Print the listing in its entirety and exactly, leaving out images.

● DATASET CONTENT:
* start *

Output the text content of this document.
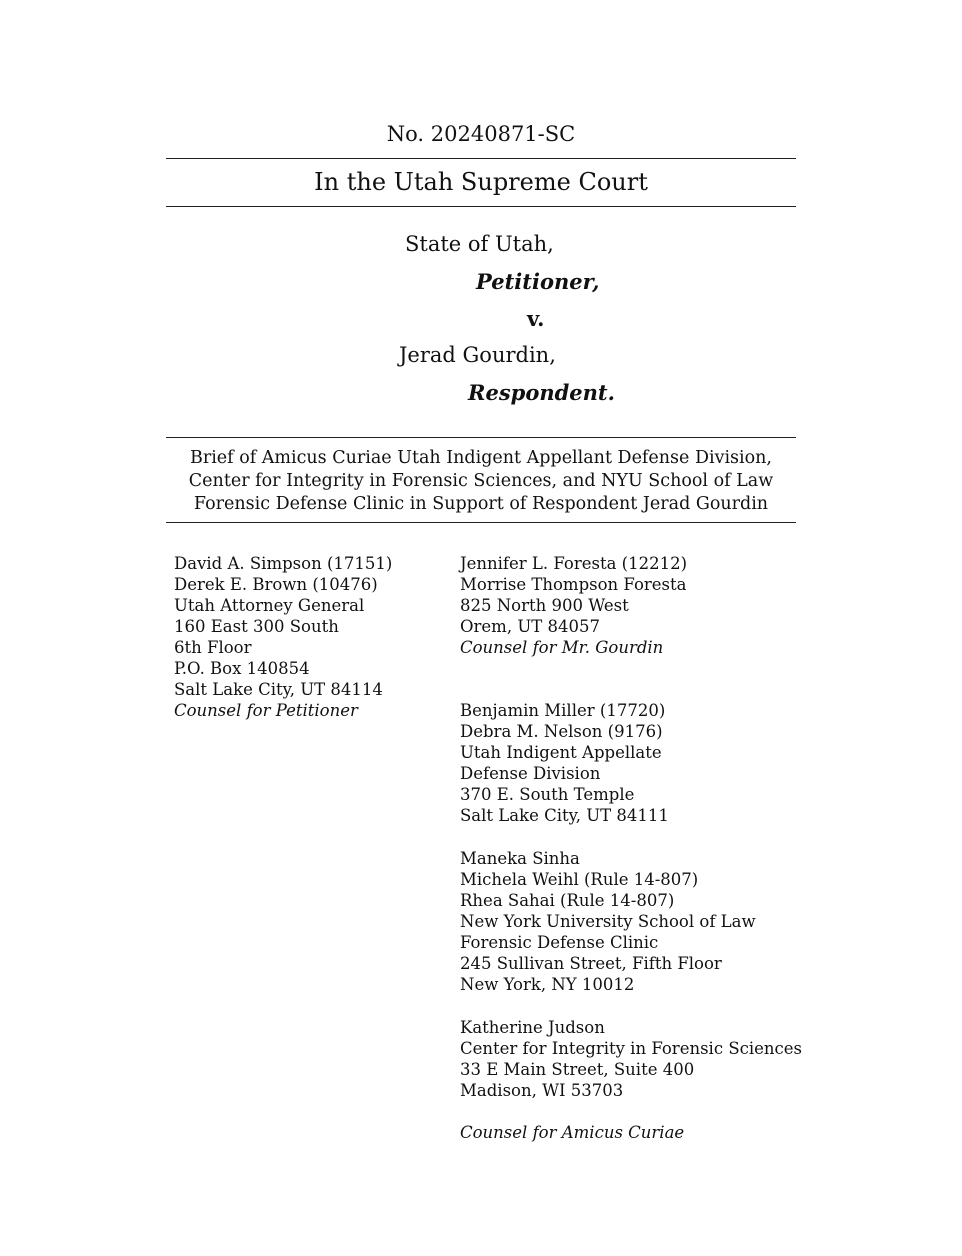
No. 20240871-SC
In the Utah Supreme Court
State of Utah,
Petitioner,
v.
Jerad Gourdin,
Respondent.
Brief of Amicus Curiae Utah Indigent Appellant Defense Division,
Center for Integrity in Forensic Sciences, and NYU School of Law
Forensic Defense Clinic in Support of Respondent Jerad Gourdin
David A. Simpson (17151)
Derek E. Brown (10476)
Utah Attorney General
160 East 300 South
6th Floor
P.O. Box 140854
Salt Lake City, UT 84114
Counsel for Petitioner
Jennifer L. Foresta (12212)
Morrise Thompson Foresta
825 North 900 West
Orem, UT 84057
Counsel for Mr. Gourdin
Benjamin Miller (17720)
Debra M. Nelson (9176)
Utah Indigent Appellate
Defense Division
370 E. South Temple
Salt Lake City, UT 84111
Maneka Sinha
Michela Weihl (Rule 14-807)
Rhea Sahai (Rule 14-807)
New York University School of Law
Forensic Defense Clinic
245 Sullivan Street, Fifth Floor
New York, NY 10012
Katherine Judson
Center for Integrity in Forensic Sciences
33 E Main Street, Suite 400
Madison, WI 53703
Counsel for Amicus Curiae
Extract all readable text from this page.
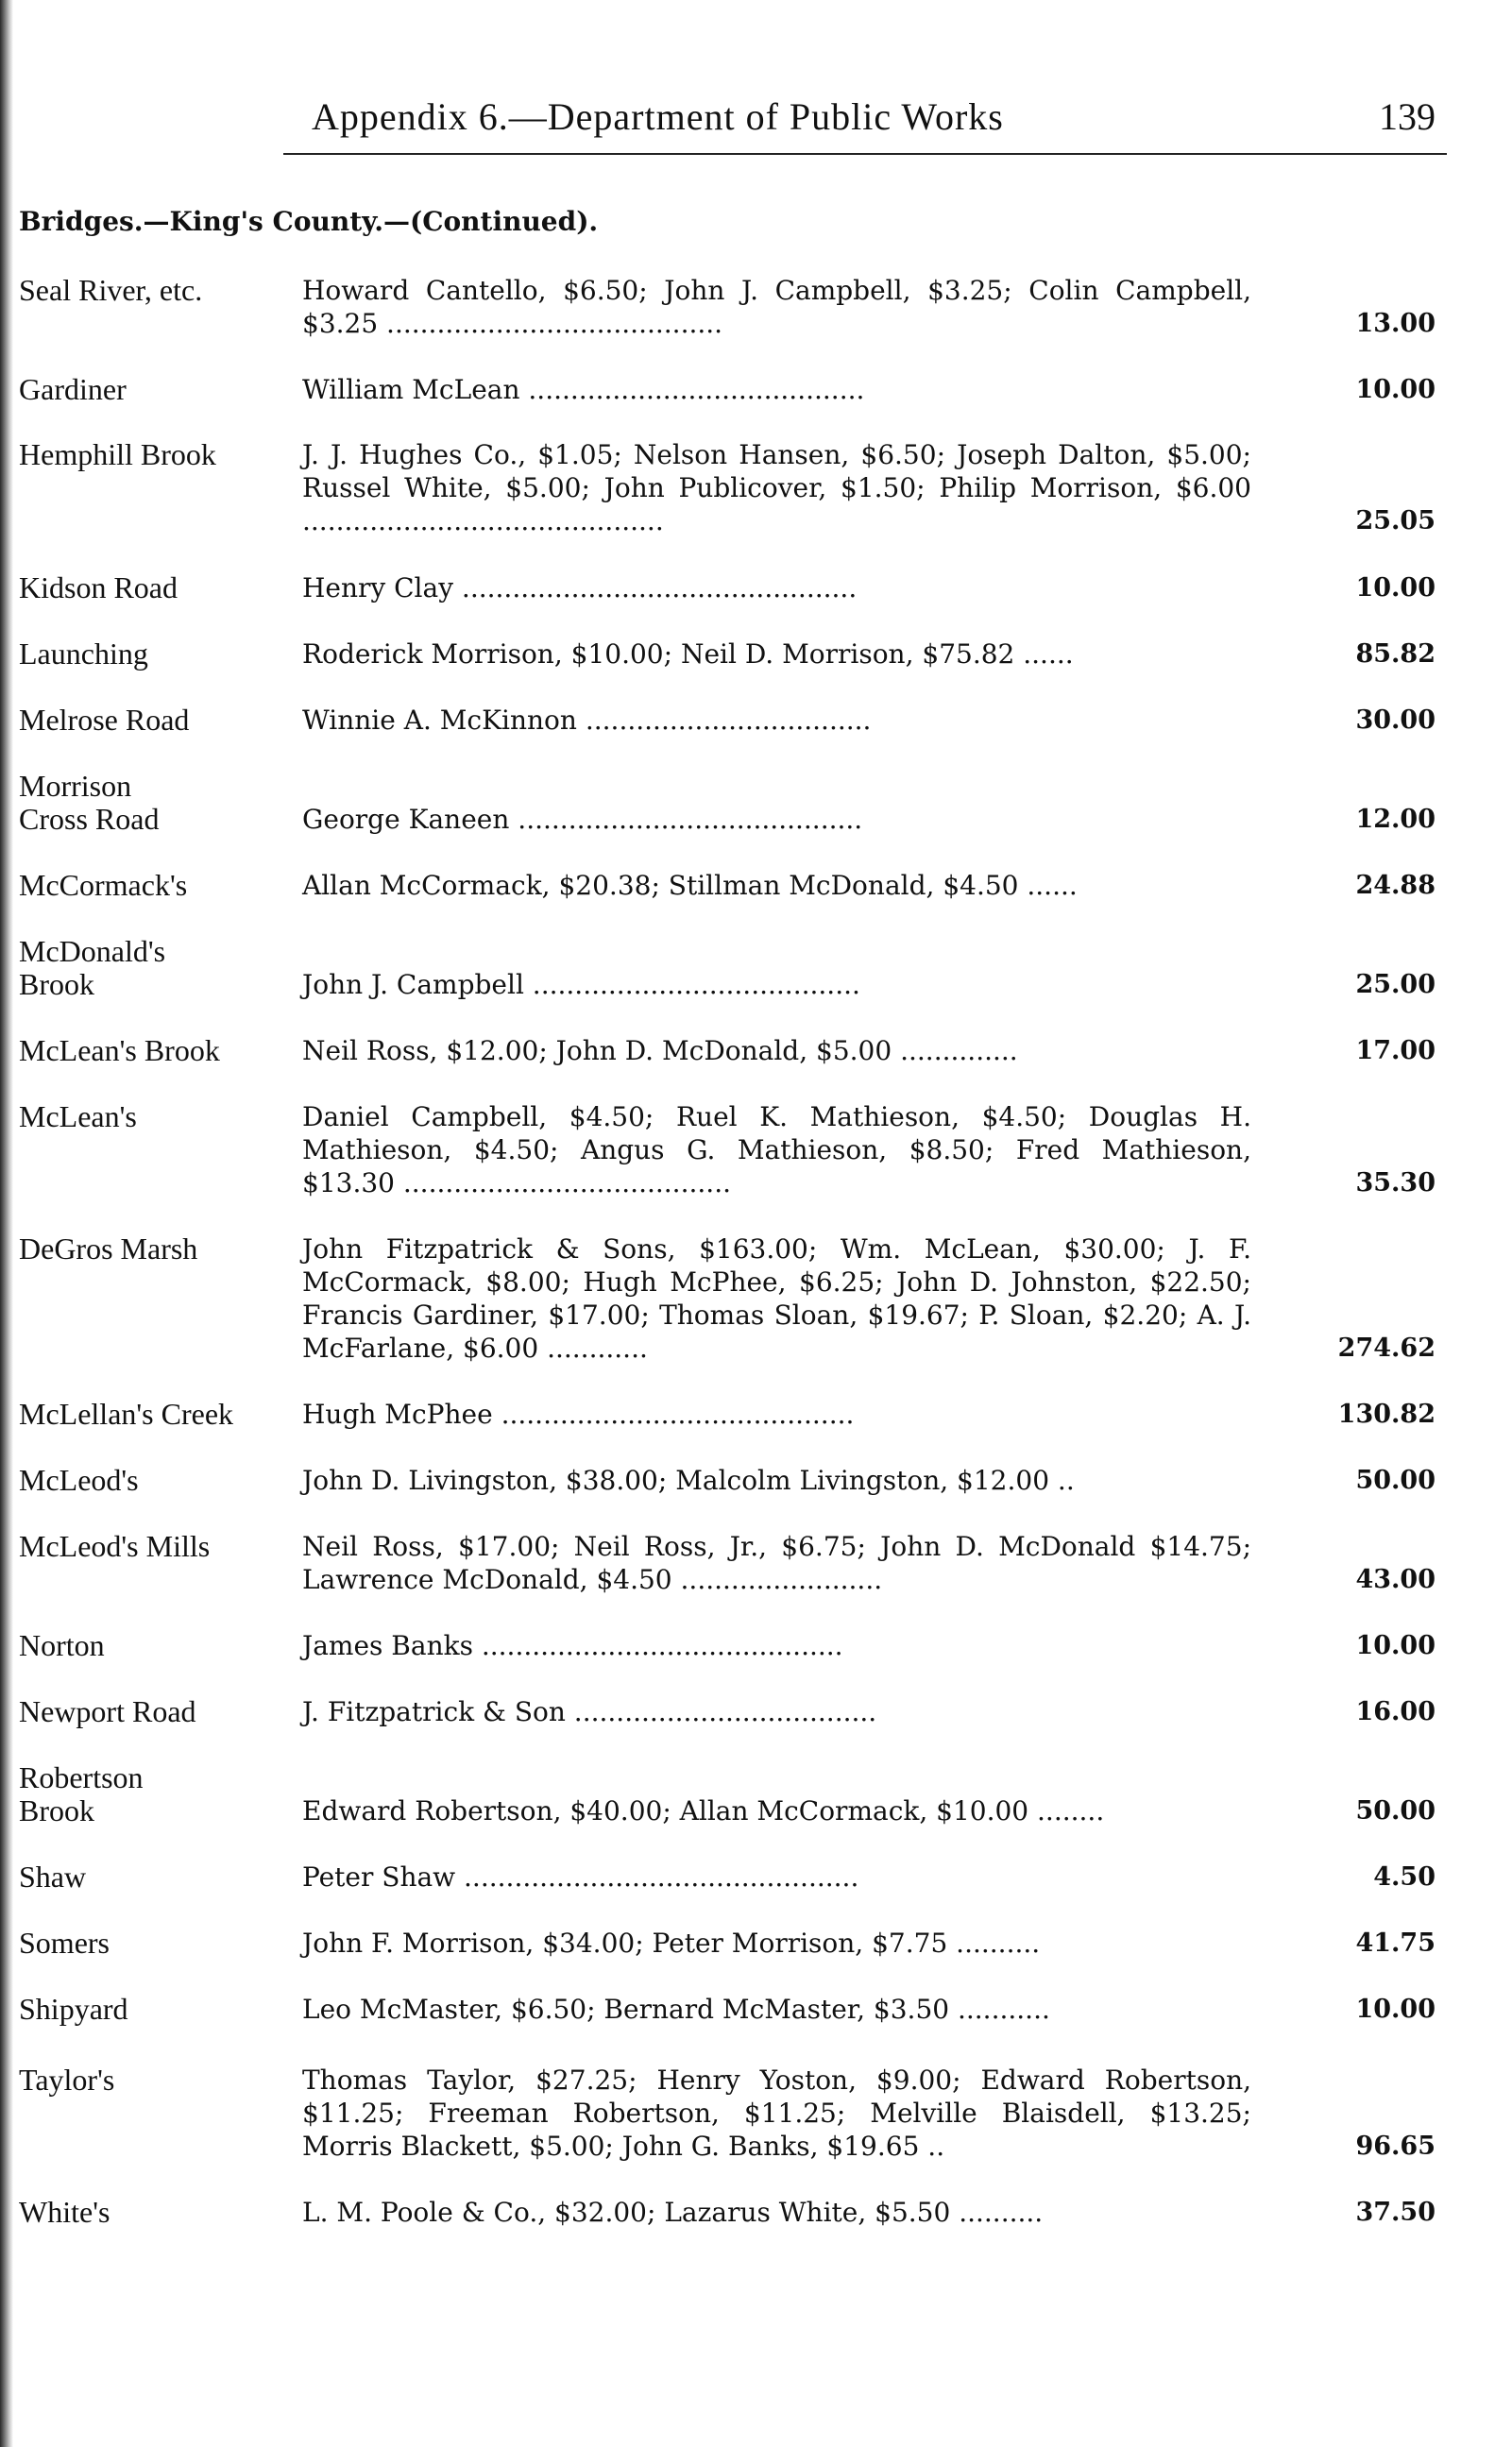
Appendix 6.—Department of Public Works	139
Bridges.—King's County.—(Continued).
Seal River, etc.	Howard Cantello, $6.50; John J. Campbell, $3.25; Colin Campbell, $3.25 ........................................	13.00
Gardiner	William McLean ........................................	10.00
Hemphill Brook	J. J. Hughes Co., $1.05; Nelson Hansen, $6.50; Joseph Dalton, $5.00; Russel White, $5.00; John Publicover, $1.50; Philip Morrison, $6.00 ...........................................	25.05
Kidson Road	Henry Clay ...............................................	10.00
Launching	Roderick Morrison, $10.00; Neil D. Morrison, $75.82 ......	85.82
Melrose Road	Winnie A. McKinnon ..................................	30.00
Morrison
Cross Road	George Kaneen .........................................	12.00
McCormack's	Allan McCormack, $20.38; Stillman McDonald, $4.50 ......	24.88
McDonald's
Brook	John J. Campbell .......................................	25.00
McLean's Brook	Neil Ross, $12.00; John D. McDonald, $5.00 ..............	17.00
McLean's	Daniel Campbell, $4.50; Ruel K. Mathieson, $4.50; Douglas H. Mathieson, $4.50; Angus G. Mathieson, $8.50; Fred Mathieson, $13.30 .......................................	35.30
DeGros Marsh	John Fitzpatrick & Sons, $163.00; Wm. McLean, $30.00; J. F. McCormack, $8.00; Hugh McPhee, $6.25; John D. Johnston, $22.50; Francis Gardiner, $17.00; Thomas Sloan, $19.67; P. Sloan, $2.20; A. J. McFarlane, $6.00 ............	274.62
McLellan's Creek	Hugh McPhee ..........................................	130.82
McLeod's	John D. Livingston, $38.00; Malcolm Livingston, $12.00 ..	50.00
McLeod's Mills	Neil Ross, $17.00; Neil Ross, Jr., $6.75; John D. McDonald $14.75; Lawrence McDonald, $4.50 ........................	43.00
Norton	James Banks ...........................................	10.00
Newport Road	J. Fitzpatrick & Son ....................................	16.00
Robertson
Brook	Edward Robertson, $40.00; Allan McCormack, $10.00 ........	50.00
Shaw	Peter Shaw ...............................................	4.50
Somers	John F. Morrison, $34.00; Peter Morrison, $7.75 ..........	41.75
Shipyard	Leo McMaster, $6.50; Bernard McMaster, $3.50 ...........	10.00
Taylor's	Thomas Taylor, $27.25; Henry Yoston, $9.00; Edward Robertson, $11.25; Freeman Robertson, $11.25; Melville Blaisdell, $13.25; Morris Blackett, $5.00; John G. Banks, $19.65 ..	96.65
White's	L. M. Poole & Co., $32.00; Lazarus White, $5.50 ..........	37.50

* end *

● CORRECT ANSWER:
Output the text content of this document.
No. 20240871-SC
In the Utah Supreme Court
State of Utah,
Petitioner,
v.
Jerad Gourdin,
Respondent.
Brief of Amicus Curiae Utah Indigent Appellant Defense Division,
Center for Integrity in Forensic Sciences, and NYU School of Law
Forensic Defense Clinic in Support of Respondent Jerad Gourdin
David A. Simpson (17151)
Derek E. Brown (10476)
Utah Attorney General
160 East 300 South
6th Floor
P.O. Box 140854
Salt Lake City, UT 84114
Counsel for Petitioner
Jennifer L. Foresta (12212)
Morrise Thompson Foresta
825 North 900 West
Orem, UT 84057
Counsel for Mr. Gourdin
Benjamin Miller (17720)
Debra M. Nelson (9176)
Utah Indigent Appellate
Defense Division
370 E. South Temple
Salt Lake City, UT 84111
Maneka Sinha
Michela Weihl (Rule 14-807)
Rhea Sahai (Rule 14-807)
New York University School of Law
Forensic Defense Clinic
245 Sullivan Street, Fifth Floor
New York, NY 10012
Katherine Judson
Center for Integrity in Forensic Sciences
33 E Main Street, Suite 400
Madison, WI 53703
Counsel for Amicus Curiae
Extract all readable text from this page.
Appendix 6.—Department of Public Works	139
Bridges.—King's County.—(Continued).
Seal River, etc.	Howard Cantello, $6.50; John J. Campbell, $3.25; Colin Campbell, $3.25 ........................................	13.00
Gardiner	William McLean ........................................	10.00
Hemphill Brook	J. J. Hughes Co., $1.05; Nelson Hansen, $6.50; Joseph Dalton, $5.00; Russel White, $5.00; John Publicover, $1.50; Philip Morrison, $6.00 ...........................................	25.05
Kidson Road	Henry Clay ...............................................	10.00
Launching	Roderick Morrison, $10.00; Neil D. Morrison, $75.82 ......	85.82
Melrose Road	Winnie A. McKinnon ..................................	30.00
Morrison
Cross Road	George Kaneen .........................................	12.00
McCormack's	Allan McCormack, $20.38; Stillman McDonald, $4.50 ......	24.88
McDonald's
Brook	John J. Campbell .......................................	25.00
McLean's Brook	Neil Ross, $12.00; John D. McDonald, $5.00 ..............	17.00
McLean's	Daniel Campbell, $4.50; Ruel K. Mathieson, $4.50; Douglas H. Mathieson, $4.50; Angus G. Mathieson, $8.50; Fred Mathieson, $13.30 .......................................	35.30
DeGros Marsh	John Fitzpatrick & Sons, $163.00; Wm. McLean, $30.00; J. F. McCormack, $8.00; Hugh McPhee, $6.25; John D. Johnston, $22.50; Francis Gardiner, $17.00; Thomas Sloan, $19.67; P. Sloan, $2.20; A. J. McFarlane, $6.00 ............	274.62
McLellan's Creek	Hugh McPhee ..........................................	130.82
McLeod's	John D. Livingston, $38.00; Malcolm Livingston, $12.00 ..	50.00
McLeod's Mills	Neil Ross, $17.00; Neil Ross, Jr., $6.75; John D. McDonald $14.75; Lawrence McDonald, $4.50 ........................	43.00
Norton	James Banks ...........................................	10.00
Newport Road	J. Fitzpatrick & Son ....................................	16.00
Robertson
Brook	Edward Robertson, $40.00; Allan McCormack, $10.00 ........	50.00
Shaw	Peter Shaw ...............................................	4.50
Somers	John F. Morrison, $34.00; Peter Morrison, $7.75 ..........	41.75
Shipyard	Leo McMaster, $6.50; Bernard McMaster, $3.50 ...........	10.00
Taylor's	Thomas Taylor, $27.25; Henry Yoston, $9.00; Edward Robertson, $11.25; Freeman Robertson, $11.25; Melville Blaisdell, $13.25; Morris Blackett, $5.00; John G. Banks, $19.65 ..	96.65
White's	L. M. Poole & Co., $32.00; Lazarus White, $5.50 ..........	37.50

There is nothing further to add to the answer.